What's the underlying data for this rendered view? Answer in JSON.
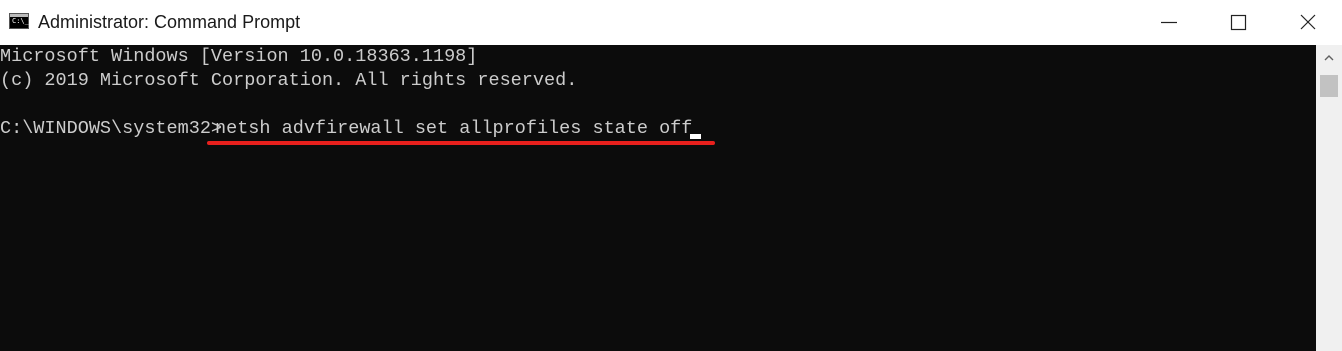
{
  "window": {
    "title": "Administrator: Command Prompt",
    "icon": "cmd-icon",
    "icon_text": "C:\\_"
  },
  "controls": {
    "minimize": "minimize-icon",
    "maximize": "maximize-icon",
    "close": "close-icon"
  },
  "console": {
    "lines": [
      "Microsoft Windows [Version 10.0.18363.1198]",
      "(c) 2019 Microsoft Corporation. All rights reserved.",
      ""
    ],
    "prompt": "C:\\WINDOWS\\system32>",
    "command": "netsh advfirewall set allprofiles state off"
  },
  "colors": {
    "background": "#0c0c0c",
    "text": "#cccccc",
    "highlight_underline": "#e8201d"
  }
}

:::

**Requirements**
Repeat the records above verbatim, with no pictures in the result.

**Problem solution**
What's the underlying data for this rendered view? Answer in JSON.
{
  "window": {
    "title": "Administrator: Command Prompt",
    "icon": "cmd-icon",
    "icon_text": "C:\\_"
  },
  "controls": {
    "minimize": "minimize-icon",
    "maximize": "maximize-icon",
    "close": "close-icon"
  },
  "console": {
    "lines": [
      "Microsoft Windows [Version 10.0.18363.1198]",
      "(c) 2019 Microsoft Corporation. All rights reserved.",
      ""
    ],
    "prompt": "C:\\WINDOWS\\system32>",
    "command": "netsh advfirewall set allprofiles state off"
  },
  "colors": {
    "background": "#0c0c0c",
    "text": "#cccccc",
    "highlight_underline": "#e8201d"
  }
}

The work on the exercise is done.